■ **Written problem**
Gather every line in the records below that contains the word "dimensions".

Collection entries
--- start ---
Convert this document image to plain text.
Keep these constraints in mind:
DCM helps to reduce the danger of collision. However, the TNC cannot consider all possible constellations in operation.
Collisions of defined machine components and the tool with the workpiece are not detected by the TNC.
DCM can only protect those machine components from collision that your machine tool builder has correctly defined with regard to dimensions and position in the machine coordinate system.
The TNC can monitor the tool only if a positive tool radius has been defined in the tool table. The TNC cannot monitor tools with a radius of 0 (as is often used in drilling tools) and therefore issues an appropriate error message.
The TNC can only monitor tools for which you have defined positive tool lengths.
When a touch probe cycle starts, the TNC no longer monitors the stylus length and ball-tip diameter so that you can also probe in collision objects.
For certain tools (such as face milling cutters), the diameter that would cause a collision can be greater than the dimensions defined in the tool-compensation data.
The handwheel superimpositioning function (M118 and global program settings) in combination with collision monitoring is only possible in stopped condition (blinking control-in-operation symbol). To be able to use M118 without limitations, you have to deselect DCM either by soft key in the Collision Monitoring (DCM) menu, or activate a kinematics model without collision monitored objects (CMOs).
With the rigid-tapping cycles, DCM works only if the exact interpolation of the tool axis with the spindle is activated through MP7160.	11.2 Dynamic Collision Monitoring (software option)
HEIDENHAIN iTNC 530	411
--- end ---
■ **Completed task**
DCM can only protect those machine components from collision that your machine tool builder has correctly defined with regard to dimensions and position in the machine coordinate system.
For certain tools (such as face milling cutters), the diameter that would cause a collision can be greater than the dimensions defined in the tool-compensation data.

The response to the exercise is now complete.